**WHAT TO WORK ON**
In the data below, find every line with the string "البحرين" and pull it out.

**STORED RECORDS**
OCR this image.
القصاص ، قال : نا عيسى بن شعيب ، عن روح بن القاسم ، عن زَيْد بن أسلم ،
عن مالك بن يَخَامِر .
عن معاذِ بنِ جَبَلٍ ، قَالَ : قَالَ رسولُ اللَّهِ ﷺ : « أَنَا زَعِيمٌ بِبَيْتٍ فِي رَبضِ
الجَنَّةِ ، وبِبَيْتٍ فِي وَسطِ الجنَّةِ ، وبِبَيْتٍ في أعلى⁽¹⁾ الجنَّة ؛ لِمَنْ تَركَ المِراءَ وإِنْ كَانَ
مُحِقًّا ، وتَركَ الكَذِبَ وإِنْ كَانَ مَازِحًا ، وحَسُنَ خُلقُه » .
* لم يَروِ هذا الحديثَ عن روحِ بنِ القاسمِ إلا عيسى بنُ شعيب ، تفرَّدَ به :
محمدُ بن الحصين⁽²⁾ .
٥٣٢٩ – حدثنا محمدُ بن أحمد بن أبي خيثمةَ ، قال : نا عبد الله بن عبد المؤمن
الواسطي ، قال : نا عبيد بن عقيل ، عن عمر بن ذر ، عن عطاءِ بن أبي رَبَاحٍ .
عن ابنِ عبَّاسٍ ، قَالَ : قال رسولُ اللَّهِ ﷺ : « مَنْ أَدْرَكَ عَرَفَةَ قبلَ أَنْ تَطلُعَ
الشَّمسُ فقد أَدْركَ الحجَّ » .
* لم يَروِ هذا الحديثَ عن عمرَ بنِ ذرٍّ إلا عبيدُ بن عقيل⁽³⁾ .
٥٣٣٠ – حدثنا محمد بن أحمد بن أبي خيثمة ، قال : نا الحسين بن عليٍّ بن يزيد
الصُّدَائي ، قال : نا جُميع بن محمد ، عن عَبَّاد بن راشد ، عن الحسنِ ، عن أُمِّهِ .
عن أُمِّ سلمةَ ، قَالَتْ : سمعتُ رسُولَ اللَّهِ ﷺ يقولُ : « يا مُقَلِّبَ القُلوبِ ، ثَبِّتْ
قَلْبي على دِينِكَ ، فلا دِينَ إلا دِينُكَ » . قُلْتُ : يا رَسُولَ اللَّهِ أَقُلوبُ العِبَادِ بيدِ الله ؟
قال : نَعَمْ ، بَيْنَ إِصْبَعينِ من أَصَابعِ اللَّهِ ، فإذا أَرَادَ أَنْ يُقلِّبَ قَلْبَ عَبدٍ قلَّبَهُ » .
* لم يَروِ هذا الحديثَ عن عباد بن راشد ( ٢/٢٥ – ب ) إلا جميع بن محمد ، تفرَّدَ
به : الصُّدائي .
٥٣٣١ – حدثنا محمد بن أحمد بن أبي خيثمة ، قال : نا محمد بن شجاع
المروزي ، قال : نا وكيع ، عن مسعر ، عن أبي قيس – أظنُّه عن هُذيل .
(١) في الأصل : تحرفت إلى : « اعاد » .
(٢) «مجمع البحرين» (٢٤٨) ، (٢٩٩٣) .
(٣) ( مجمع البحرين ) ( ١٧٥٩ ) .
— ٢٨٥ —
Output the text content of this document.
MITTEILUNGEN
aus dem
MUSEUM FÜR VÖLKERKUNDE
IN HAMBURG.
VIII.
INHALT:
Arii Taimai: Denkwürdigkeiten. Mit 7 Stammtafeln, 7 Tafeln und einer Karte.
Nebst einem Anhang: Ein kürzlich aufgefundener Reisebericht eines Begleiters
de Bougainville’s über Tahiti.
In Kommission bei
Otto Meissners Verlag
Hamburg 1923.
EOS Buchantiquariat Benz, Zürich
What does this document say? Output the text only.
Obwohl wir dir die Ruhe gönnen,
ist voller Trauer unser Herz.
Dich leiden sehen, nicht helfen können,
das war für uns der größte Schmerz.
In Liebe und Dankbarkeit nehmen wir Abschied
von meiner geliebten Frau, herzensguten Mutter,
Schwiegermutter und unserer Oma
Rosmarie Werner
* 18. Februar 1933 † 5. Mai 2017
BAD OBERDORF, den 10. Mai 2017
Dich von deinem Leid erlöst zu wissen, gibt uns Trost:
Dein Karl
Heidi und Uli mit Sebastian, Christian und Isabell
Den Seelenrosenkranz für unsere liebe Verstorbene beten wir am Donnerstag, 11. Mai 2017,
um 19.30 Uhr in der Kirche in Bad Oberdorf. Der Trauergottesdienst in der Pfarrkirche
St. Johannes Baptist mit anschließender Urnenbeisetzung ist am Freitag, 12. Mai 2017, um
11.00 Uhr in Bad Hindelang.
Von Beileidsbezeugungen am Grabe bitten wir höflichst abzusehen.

**RESULT BELOW**
(٢) «مجمع البحرين» (٢٤٨) ، (٢٩٩٣) .
(٣) ( مجمع البحرين ) ( ١٧٥٩ ) .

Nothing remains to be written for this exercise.